> Stated problem
Answer with one number: the count of lines in this material that hold the word "Ending".

> Record set
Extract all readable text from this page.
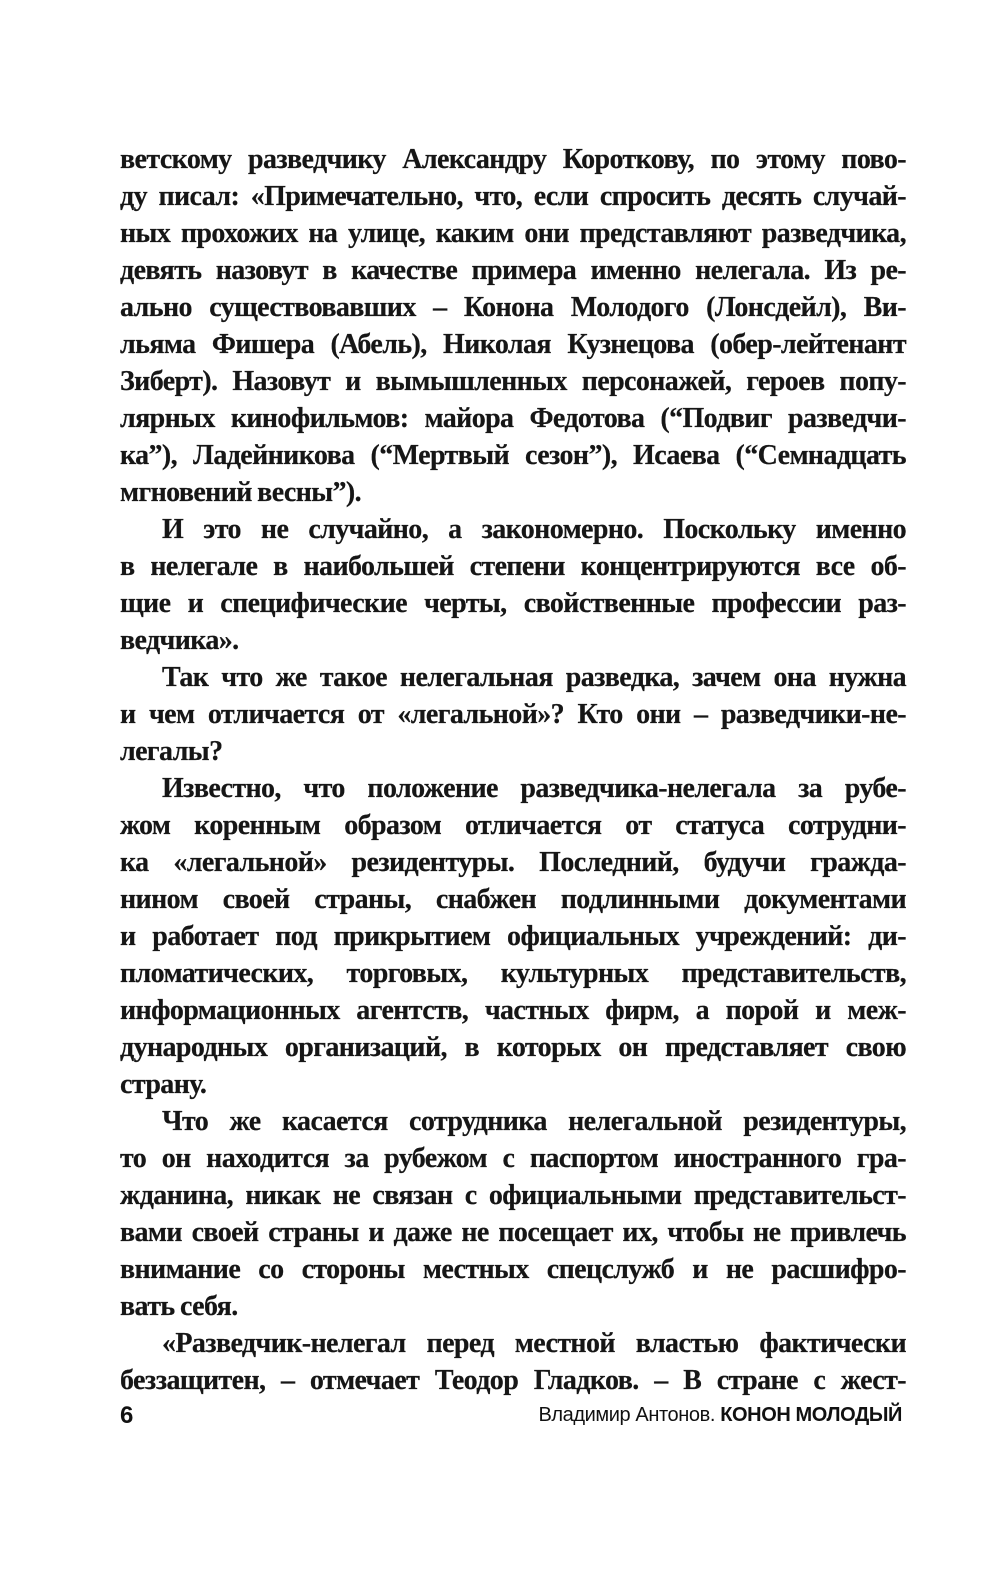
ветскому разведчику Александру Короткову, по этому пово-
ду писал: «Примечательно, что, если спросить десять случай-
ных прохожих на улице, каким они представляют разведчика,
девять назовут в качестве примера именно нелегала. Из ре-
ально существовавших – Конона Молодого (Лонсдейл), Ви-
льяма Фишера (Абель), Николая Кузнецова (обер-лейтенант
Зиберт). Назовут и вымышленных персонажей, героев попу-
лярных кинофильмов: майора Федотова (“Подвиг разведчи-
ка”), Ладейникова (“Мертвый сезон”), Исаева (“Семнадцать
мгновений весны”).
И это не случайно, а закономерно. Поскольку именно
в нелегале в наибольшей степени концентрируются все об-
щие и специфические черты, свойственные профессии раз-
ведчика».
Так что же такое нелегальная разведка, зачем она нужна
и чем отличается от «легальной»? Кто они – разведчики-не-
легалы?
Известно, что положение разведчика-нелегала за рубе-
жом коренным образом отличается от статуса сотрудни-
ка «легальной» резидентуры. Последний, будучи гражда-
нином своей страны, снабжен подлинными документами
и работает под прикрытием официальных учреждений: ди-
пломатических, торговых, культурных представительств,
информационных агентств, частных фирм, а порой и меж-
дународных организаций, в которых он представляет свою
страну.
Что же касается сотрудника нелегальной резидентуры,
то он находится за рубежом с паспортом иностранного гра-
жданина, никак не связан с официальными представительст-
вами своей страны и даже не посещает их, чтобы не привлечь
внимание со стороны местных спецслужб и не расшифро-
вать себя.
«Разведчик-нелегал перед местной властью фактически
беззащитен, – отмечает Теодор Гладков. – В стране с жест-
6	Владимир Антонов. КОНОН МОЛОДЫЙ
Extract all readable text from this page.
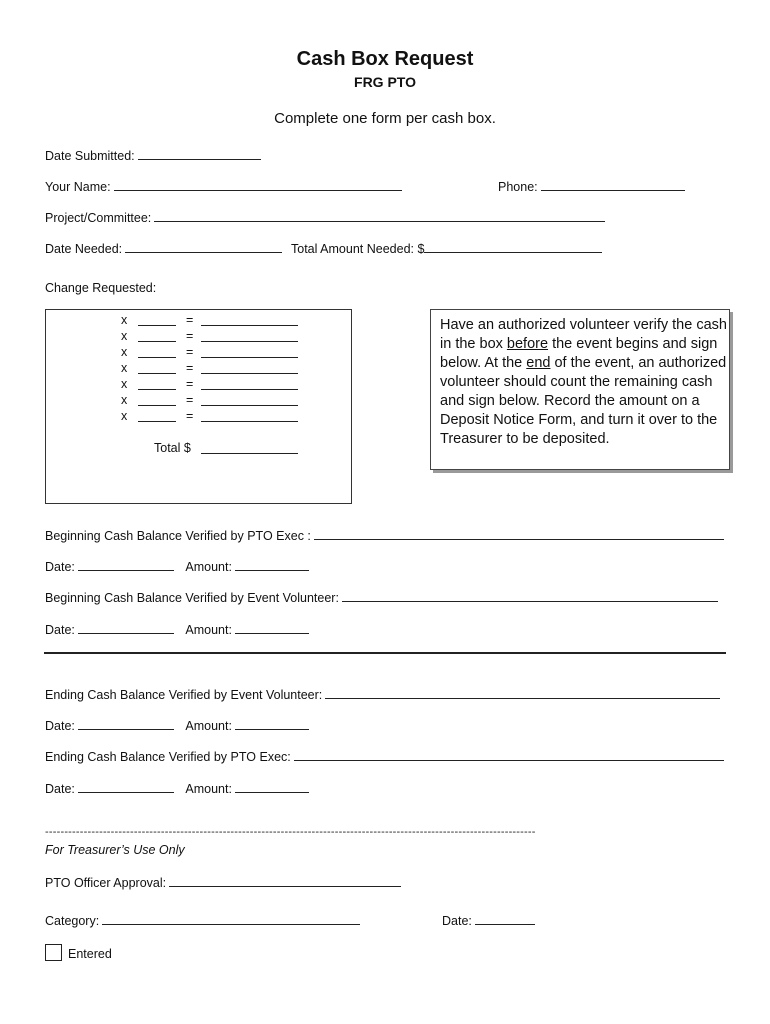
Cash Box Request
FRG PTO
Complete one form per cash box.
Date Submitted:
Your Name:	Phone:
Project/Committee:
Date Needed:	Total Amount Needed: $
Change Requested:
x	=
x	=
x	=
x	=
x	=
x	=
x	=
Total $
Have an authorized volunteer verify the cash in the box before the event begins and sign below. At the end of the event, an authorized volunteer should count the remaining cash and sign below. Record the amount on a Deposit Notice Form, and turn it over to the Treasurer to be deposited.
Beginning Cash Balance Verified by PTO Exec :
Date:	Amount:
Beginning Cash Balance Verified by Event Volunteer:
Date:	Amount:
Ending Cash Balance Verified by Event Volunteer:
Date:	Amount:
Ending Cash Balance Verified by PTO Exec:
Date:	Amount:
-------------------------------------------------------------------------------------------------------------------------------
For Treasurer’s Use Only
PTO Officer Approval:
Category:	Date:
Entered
==
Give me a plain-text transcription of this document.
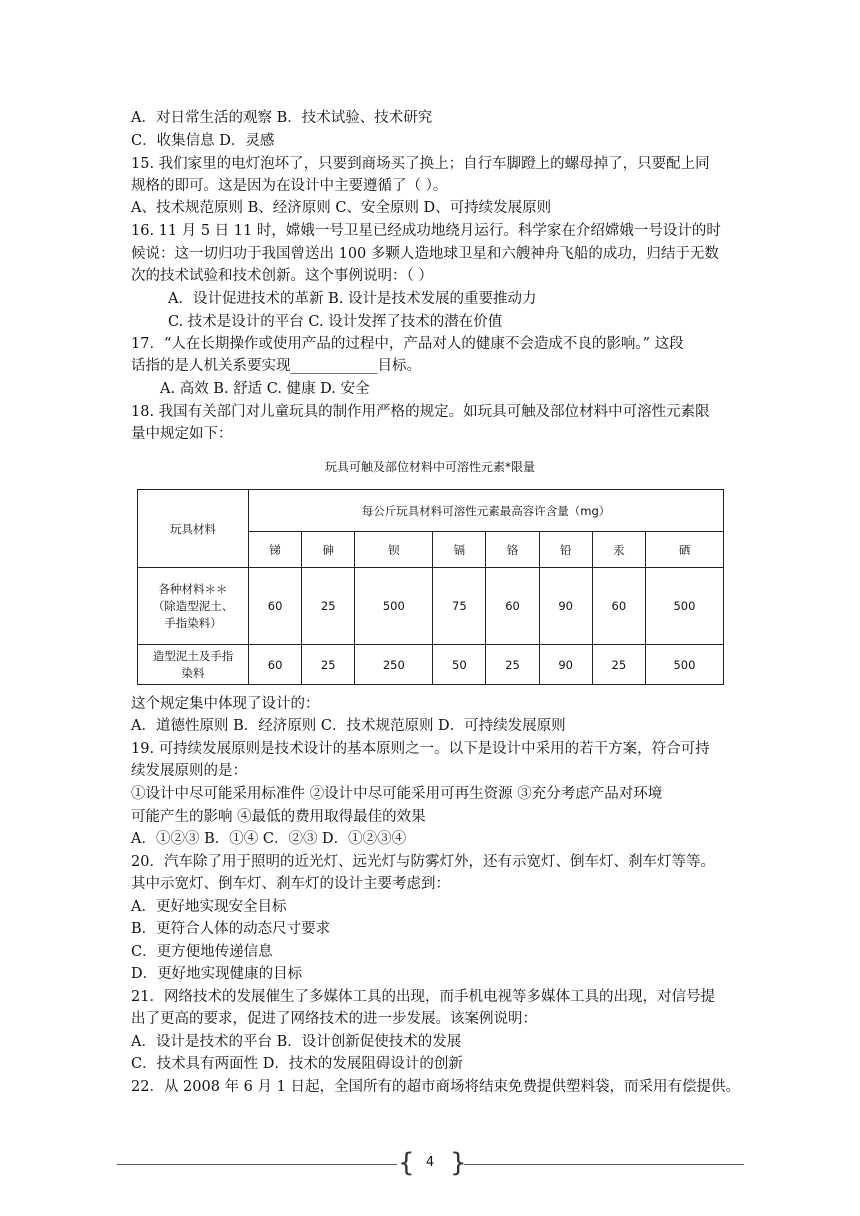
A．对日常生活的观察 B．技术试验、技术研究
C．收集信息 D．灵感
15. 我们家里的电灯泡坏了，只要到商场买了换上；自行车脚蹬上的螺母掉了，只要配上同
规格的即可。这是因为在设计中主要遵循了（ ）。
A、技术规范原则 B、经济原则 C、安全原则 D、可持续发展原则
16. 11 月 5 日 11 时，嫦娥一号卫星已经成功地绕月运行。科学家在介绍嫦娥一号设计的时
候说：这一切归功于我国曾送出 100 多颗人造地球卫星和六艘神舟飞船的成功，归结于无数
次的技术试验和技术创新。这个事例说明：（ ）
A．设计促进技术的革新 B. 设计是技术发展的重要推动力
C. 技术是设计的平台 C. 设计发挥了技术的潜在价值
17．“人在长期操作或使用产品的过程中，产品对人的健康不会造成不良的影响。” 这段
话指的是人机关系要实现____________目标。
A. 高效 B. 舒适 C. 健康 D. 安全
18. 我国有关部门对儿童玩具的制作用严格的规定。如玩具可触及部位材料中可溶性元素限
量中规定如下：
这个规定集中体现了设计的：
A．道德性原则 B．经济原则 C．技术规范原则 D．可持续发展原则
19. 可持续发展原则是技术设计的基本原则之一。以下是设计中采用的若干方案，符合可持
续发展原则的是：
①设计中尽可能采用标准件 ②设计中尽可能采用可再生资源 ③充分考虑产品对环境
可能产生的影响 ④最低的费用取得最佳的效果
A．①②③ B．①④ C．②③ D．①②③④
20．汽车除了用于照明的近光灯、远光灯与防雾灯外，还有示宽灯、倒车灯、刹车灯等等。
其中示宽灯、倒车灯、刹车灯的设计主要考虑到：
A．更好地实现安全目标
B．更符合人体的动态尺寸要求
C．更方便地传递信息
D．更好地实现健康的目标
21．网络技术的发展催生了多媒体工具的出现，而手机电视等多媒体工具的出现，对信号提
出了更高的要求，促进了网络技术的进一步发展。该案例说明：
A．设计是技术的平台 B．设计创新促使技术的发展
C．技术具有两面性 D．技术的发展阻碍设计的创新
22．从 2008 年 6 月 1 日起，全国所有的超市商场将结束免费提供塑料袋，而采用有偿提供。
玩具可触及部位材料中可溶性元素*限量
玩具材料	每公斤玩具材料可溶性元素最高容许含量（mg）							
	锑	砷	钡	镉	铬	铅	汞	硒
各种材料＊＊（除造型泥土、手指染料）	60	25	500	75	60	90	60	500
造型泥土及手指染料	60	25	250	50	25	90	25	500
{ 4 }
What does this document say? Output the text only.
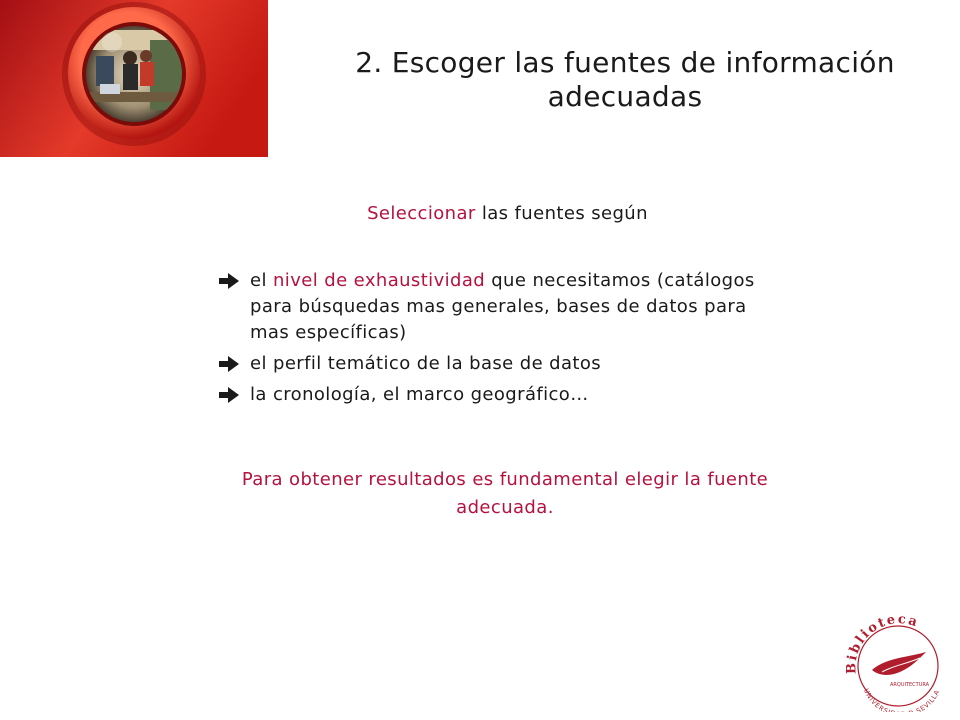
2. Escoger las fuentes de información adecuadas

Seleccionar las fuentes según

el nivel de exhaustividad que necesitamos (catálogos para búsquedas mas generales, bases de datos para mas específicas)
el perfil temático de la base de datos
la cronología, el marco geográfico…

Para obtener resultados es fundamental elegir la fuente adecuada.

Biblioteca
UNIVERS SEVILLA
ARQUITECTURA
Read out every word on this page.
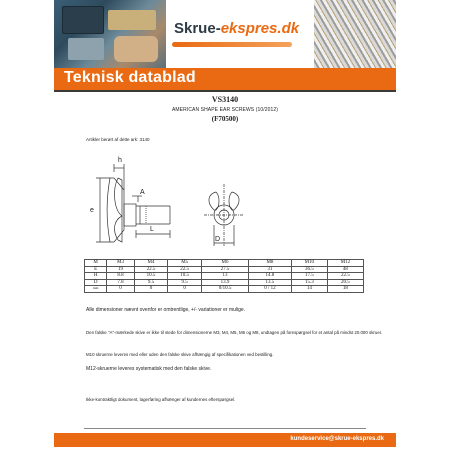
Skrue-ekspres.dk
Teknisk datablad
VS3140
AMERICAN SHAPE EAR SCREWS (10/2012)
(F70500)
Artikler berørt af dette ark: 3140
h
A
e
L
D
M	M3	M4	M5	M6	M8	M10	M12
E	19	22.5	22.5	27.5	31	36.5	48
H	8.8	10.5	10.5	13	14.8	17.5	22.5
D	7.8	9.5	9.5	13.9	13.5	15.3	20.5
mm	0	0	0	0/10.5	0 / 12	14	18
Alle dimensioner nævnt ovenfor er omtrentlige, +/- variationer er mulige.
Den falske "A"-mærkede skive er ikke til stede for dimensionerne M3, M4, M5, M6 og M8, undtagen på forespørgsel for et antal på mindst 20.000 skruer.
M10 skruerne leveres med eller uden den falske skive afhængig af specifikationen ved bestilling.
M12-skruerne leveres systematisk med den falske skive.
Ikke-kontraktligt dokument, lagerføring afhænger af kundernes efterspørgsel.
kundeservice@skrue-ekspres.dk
...
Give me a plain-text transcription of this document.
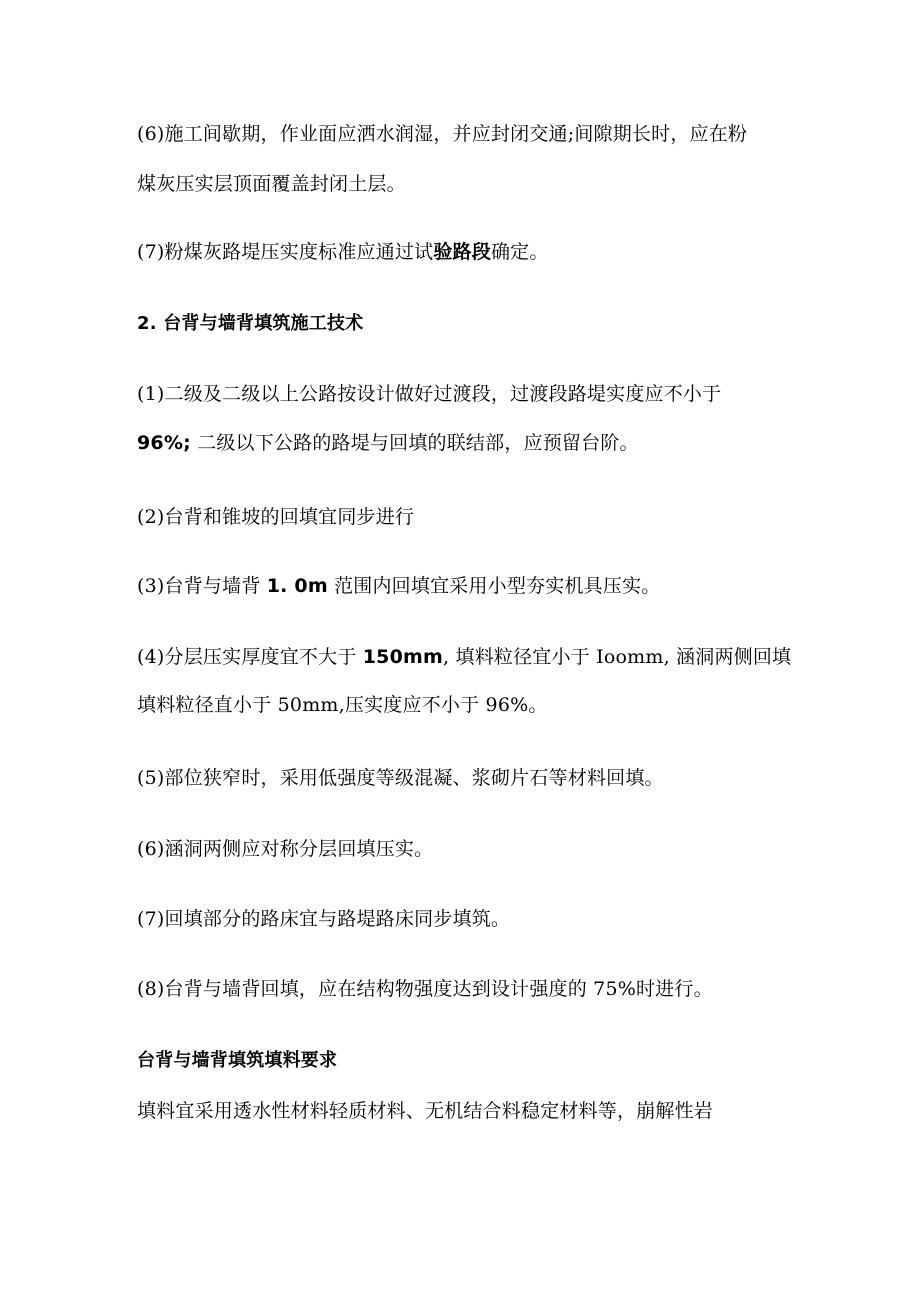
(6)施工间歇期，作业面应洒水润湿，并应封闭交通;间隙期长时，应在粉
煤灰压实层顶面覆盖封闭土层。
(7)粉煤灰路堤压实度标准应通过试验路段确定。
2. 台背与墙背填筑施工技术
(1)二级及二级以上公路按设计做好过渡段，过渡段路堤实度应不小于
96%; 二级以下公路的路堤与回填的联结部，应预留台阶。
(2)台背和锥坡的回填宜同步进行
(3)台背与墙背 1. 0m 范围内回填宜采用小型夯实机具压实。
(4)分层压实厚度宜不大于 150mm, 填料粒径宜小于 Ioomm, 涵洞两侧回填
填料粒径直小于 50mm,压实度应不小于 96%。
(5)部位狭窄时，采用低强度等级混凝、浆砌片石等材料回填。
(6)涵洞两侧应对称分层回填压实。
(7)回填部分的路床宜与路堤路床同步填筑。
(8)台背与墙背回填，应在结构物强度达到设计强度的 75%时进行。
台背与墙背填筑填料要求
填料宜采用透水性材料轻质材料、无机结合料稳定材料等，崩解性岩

> Result
2